» Exercise brief:
Write the records out again, keeping each line exactly as it is.
----------
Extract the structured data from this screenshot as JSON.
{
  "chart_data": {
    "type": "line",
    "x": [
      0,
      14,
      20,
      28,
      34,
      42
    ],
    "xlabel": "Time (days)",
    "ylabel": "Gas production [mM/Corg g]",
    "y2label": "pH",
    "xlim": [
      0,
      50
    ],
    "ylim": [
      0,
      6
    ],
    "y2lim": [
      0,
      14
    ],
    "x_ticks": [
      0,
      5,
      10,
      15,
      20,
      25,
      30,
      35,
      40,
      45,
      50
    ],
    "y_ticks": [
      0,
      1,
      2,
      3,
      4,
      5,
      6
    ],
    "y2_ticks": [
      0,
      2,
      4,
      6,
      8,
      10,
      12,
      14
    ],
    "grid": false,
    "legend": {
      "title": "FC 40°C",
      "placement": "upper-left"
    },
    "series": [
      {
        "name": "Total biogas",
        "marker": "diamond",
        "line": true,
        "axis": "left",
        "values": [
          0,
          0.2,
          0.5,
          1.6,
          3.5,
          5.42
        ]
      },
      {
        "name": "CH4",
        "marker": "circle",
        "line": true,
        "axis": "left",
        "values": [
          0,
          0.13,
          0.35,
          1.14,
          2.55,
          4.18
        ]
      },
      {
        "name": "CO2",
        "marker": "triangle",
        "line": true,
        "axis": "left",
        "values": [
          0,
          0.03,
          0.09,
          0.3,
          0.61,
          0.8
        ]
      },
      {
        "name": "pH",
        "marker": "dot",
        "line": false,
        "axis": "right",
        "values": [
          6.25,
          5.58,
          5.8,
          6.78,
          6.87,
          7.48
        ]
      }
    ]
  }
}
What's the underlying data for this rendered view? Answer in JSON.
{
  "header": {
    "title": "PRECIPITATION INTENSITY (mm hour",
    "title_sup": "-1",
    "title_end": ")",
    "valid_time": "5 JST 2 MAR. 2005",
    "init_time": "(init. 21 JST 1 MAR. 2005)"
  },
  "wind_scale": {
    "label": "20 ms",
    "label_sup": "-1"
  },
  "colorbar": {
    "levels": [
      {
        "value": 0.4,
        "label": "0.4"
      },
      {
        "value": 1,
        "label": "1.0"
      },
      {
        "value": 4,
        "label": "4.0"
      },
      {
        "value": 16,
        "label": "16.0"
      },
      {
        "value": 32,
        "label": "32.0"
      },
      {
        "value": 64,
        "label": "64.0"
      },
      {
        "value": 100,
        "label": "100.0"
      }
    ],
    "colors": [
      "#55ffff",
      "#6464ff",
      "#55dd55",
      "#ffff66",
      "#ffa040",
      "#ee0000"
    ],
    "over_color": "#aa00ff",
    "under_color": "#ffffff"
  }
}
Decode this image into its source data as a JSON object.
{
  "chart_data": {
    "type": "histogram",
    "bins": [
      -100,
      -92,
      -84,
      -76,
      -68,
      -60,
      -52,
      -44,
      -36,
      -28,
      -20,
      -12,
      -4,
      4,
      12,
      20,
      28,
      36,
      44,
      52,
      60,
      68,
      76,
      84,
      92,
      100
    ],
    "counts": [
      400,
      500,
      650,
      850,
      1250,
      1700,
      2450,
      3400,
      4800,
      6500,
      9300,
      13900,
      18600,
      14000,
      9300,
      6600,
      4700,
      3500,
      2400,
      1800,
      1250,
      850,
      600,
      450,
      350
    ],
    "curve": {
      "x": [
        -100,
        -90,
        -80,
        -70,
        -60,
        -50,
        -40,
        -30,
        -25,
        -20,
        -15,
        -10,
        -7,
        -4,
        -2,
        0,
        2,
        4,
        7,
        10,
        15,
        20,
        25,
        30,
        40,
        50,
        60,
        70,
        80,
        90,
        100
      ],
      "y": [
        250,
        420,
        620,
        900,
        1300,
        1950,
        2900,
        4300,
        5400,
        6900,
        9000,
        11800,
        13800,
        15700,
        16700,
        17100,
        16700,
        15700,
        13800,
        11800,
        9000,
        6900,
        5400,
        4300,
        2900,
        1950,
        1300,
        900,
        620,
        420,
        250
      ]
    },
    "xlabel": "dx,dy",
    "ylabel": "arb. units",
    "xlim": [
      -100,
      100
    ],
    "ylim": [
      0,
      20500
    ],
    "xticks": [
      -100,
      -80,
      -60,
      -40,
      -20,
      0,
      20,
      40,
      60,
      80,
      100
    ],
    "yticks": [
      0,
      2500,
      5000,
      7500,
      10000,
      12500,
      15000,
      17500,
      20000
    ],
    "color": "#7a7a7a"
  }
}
----------
» Result of the exercise:
Extract the structured data from this screenshot as JSON.
{
  "chart_data": {
    "type": "line",
    "x": [
      0,
      14,
      20,
      28,
      34,
      42
    ],
    "xlabel": "Time (days)",
    "ylabel": "Gas production [mM/Corg g]",
    "y2label": "pH",
    "xlim": [
      0,
      50
    ],
    "ylim": [
      0,
      6
    ],
    "y2lim": [
      0,
      14
    ],
    "x_ticks": [
      0,
      5,
      10,
      15,
      20,
      25,
      30,
      35,
      40,
      45,
      50
    ],
    "y_ticks": [
      0,
      1,
      2,
      3,
      4,
      5,
      6
    ],
    "y2_ticks": [
      0,
      2,
      4,
      6,
      8,
      10,
      12,
      14
    ],
    "grid": false,
    "legend": {
      "title": "FC 40°C",
      "placement": "upper-left"
    },
    "series": [
      {
        "name": "Total biogas",
        "marker": "diamond",
        "line": true,
        "axis": "left",
        "values": [
          0,
          0.2,
          0.5,
          1.6,
          3.5,
          5.42
        ]
      },
      {
        "name": "CH4",
        "marker": "circle",
        "line": true,
        "axis": "left",
        "values": [
          0,
          0.13,
          0.35,
          1.14,
          2.55,
          4.18
        ]
      },
      {
        "name": "CO2",
        "marker": "triangle",
        "line": true,
        "axis": "left",
        "values": [
          0,
          0.03,
          0.09,
          0.3,
          0.61,
          0.8
        ]
      },
      {
        "name": "pH",
        "marker": "dot",
        "line": false,
        "axis": "right",
        "values": [
          6.25,
          5.58,
          5.8,
          6.78,
          6.87,
          7.48
        ]
      }
    ]
  }
}
What's the underlying data for this rendered view? Answer in JSON.
{
  "header": {
    "title": "PRECIPITATION INTENSITY (mm hour",
    "title_sup": "-1",
    "title_end": ")",
    "valid_time": "5 JST 2 MAR. 2005",
    "init_time": "(init. 21 JST 1 MAR. 2005)"
  },
  "wind_scale": {
    "label": "20 ms",
    "label_sup": "-1"
  },
  "colorbar": {
    "levels": [
      {
        "value": 0.4,
        "label": "0.4"
      },
      {
        "value": 1,
        "label": "1.0"
      },
      {
        "value": 4,
        "label": "4.0"
      },
      {
        "value": 16,
        "label": "16.0"
      },
      {
        "value": 32,
        "label": "32.0"
      },
      {
        "value": 64,
        "label": "64.0"
      },
      {
        "value": 100,
        "label": "100.0"
      }
    ],
    "colors": [
      "#55ffff",
      "#6464ff",
      "#55dd55",
      "#ffff66",
      "#ffa040",
      "#ee0000"
    ],
    "over_color": "#aa00ff",
    "under_color": "#ffffff"
  }
}
Decode this image into its source data as a JSON object.
{
  "chart_data": {
    "type": "histogram",
    "bins": [
      -100,
      -92,
      -84,
      -76,
      -68,
      -60,
      -52,
      -44,
      -36,
      -28,
      -20,
      -12,
      -4,
      4,
      12,
      20,
      28,
      36,
      44,
      52,
      60,
      68,
      76,
      84,
      92,
      100
    ],
    "counts": [
      400,
      500,
      650,
      850,
      1250,
      1700,
      2450,
      3400,
      4800,
      6500,
      9300,
      13900,
      18600,
      14000,
      9300,
      6600,
      4700,
      3500,
      2400,
      1800,
      1250,
      850,
      600,
      450,
      350
    ],
    "curve": {
      "x": [
        -100,
        -90,
        -80,
        -70,
        -60,
        -50,
        -40,
        -30,
        -25,
        -20,
        -15,
        -10,
        -7,
        -4,
        -2,
        0,
        2,
        4,
        7,
        10,
        15,
        20,
        25,
        30,
        40,
        50,
        60,
        70,
        80,
        90,
        100
      ],
      "y": [
        250,
        420,
        620,
        900,
        1300,
        1950,
        2900,
        4300,
        5400,
        6900,
        9000,
        11800,
        13800,
        15700,
        16700,
        17100,
        16700,
        15700,
        13800,
        11800,
        9000,
        6900,
        5400,
        4300,
        2900,
        1950,
        1300,
        900,
        620,
        420,
        250
      ]
    },
    "xlabel": "dx,dy",
    "ylabel": "arb. units",
    "xlim": [
      -100,
      100
    ],
    "ylim": [
      0,
      20500
    ],
    "xticks": [
      -100,
      -80,
      -60,
      -40,
      -20,
      0,
      20,
      40,
      60,
      80,
      100
    ],
    "yticks": [
      0,
      2500,
      5000,
      7500,
      10000,
      12500,
      15000,
      17500,
      20000
    ],
    "color": "#7a7a7a"
  }
}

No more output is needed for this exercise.